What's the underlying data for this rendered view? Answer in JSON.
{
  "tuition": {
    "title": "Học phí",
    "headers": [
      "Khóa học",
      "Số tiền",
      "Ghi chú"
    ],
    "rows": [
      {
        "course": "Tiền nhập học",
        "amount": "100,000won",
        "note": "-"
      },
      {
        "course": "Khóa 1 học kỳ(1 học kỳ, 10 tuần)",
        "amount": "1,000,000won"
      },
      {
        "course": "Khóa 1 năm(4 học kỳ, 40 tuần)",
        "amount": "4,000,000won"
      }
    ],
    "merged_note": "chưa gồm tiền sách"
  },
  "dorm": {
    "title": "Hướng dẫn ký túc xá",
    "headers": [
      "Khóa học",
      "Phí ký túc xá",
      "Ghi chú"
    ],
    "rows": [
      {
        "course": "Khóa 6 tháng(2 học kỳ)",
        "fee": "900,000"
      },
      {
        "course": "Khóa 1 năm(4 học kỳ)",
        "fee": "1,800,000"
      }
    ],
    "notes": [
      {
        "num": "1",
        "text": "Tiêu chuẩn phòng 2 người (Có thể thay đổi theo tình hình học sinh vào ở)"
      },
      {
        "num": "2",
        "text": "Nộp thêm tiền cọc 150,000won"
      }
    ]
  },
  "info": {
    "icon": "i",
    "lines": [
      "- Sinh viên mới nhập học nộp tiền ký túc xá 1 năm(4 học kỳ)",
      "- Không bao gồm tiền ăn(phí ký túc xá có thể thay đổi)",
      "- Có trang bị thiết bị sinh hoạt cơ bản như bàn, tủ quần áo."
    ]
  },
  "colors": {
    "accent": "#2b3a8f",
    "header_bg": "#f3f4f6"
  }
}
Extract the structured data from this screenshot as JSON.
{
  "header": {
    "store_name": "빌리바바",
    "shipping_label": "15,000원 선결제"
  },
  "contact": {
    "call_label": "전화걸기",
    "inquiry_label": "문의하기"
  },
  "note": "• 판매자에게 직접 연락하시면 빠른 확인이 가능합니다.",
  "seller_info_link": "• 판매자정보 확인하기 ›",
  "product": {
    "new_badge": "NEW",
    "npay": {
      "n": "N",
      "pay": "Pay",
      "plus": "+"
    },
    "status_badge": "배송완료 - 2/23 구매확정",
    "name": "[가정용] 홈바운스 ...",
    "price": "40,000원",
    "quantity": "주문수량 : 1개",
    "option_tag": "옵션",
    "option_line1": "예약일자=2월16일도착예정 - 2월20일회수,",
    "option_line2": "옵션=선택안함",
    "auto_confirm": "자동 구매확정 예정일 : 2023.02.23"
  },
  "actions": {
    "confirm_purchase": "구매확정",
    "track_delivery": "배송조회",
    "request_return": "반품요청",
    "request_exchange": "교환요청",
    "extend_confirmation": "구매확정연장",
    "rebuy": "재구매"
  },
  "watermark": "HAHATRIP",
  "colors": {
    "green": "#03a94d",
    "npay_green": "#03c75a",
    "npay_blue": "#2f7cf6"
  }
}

.....

• _OBJECTIVE_:
In the entries above, find each line with the word "data" and copy it.

• _ANSWER TO THE PROBLEM_:
What's the underlying data for this rendered view? Answer in JSON.
Extract the structured data from this screenshot as JSON.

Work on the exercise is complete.